▶ [TASK DESCRIPTION] Filter the records for lines holding the string "Light".

▶ [SOURCE RECORDS]
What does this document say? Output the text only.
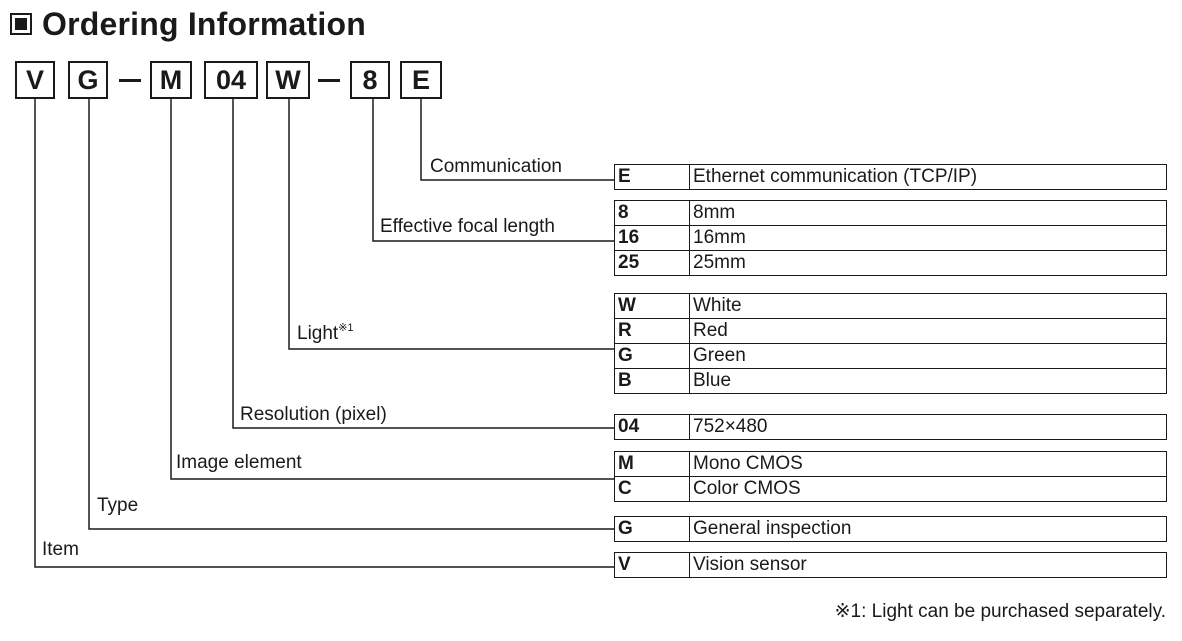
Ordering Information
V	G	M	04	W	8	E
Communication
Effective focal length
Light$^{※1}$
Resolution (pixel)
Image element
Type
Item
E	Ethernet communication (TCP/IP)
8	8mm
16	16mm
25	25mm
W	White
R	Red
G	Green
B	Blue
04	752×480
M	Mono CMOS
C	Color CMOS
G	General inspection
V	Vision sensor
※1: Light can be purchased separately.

* * *

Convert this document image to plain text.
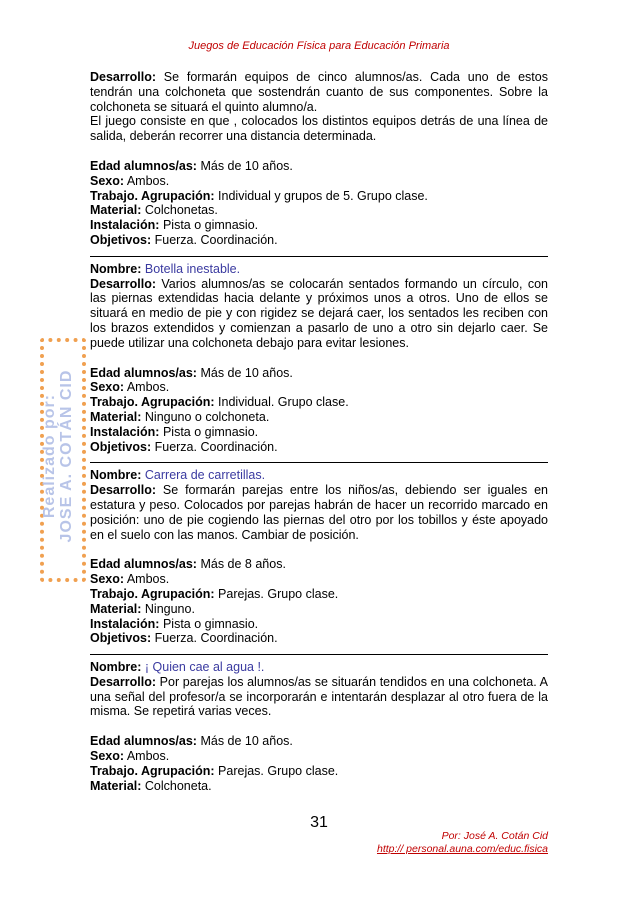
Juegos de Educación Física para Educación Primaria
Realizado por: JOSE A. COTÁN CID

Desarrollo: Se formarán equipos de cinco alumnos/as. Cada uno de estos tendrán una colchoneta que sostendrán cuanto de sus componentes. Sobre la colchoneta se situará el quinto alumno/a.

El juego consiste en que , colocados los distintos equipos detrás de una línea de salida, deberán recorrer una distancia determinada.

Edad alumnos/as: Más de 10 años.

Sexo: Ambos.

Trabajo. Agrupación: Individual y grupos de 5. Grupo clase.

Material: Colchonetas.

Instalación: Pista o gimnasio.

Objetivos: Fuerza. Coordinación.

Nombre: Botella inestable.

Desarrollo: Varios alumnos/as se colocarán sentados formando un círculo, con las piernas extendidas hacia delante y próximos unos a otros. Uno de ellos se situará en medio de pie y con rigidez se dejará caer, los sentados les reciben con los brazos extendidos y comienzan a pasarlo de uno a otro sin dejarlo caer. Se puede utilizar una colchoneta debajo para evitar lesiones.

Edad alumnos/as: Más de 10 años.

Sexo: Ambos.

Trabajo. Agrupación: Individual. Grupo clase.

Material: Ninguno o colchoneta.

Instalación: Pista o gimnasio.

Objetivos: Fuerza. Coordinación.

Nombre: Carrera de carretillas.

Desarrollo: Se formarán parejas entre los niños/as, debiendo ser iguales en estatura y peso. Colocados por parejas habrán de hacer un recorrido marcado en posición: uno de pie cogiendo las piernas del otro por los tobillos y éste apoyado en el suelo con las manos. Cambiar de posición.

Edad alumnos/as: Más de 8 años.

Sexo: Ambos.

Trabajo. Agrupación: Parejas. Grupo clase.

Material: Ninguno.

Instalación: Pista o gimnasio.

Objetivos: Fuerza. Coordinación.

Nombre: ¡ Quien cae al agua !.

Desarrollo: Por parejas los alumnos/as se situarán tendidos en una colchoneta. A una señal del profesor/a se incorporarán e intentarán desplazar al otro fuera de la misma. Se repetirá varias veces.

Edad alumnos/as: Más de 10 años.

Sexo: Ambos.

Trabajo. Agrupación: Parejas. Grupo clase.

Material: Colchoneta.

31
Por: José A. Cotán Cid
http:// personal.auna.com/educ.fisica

▶ [ANSWER]
Light$^{※1}$
※1: Light can be purchased separately.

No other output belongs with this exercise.